__Collected data__.
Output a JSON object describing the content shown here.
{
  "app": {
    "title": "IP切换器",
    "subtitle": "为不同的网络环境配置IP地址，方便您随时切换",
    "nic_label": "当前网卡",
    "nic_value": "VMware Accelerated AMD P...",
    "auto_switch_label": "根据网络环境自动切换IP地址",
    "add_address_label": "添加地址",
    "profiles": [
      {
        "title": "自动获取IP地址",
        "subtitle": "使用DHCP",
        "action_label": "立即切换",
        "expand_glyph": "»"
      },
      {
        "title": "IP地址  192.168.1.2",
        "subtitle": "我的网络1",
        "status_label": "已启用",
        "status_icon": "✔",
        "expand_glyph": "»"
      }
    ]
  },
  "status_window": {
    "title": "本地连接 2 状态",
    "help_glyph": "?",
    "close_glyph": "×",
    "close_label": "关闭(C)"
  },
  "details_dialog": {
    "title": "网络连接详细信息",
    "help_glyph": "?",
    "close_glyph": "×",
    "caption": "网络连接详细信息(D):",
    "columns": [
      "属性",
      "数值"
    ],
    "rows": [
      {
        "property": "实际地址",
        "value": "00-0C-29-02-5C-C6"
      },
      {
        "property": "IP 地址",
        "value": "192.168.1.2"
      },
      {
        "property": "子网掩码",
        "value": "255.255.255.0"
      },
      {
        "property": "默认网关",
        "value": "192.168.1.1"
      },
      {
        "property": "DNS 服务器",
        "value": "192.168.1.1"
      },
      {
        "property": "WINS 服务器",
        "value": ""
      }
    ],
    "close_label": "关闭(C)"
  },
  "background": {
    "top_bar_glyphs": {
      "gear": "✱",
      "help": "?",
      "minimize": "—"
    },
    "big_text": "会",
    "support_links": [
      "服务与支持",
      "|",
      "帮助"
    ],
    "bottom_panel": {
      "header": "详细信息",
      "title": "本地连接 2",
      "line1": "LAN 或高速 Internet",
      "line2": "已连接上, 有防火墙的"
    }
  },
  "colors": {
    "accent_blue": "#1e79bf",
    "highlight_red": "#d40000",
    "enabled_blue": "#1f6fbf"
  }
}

__Exercise task__. Give the listing again, word for word.

__Exercise output__.
Output a JSON object describing the content shown here.
{
  "app": {
    "title": "IP切换器",
    "subtitle": "为不同的网络环境配置IP地址，方便您随时切换",
    "nic_label": "当前网卡",
    "nic_value": "VMware Accelerated AMD P...",
    "auto_switch_label": "根据网络环境自动切换IP地址",
    "add_address_label": "添加地址",
    "profiles": [
      {
        "title": "自动获取IP地址",
        "subtitle": "使用DHCP",
        "action_label": "立即切换",
        "expand_glyph": "»"
      },
      {
        "title": "IP地址  192.168.1.2",
        "subtitle": "我的网络1",
        "status_label": "已启用",
        "status_icon": "✔",
        "expand_glyph": "»"
      }
    ]
  },
  "status_window": {
    "title": "本地连接 2 状态",
    "help_glyph": "?",
    "close_glyph": "×",
    "close_label": "关闭(C)"
  },
  "details_dialog": {
    "title": "网络连接详细信息",
    "help_glyph": "?",
    "close_glyph": "×",
    "caption": "网络连接详细信息(D):",
    "columns": [
      "属性",
      "数值"
    ],
    "rows": [
      {
        "property": "实际地址",
        "value": "00-0C-29-02-5C-C6"
      },
      {
        "property": "IP 地址",
        "value": "192.168.1.2"
      },
      {
        "property": "子网掩码",
        "value": "255.255.255.0"
      },
      {
        "property": "默认网关",
        "value": "192.168.1.1"
      },
      {
        "property": "DNS 服务器",
        "value": "192.168.1.1"
      },
      {
        "property": "WINS 服务器",
        "value": ""
      }
    ],
    "close_label": "关闭(C)"
  },
  "background": {
    "top_bar_glyphs": {
      "gear": "✱",
      "help": "?",
      "minimize": "—"
    },
    "big_text": "会",
    "support_links": [
      "服务与支持",
      "|",
      "帮助"
    ],
    "bottom_panel": {
      "header": "详细信息",
      "title": "本地连接 2",
      "line1": "LAN 或高速 Internet",
      "line2": "已连接上, 有防火墙的"
    }
  },
  "colors": {
    "accent_blue": "#1e79bf",
    "highlight_red": "#d40000",
    "enabled_blue": "#1f6fbf"
  }
}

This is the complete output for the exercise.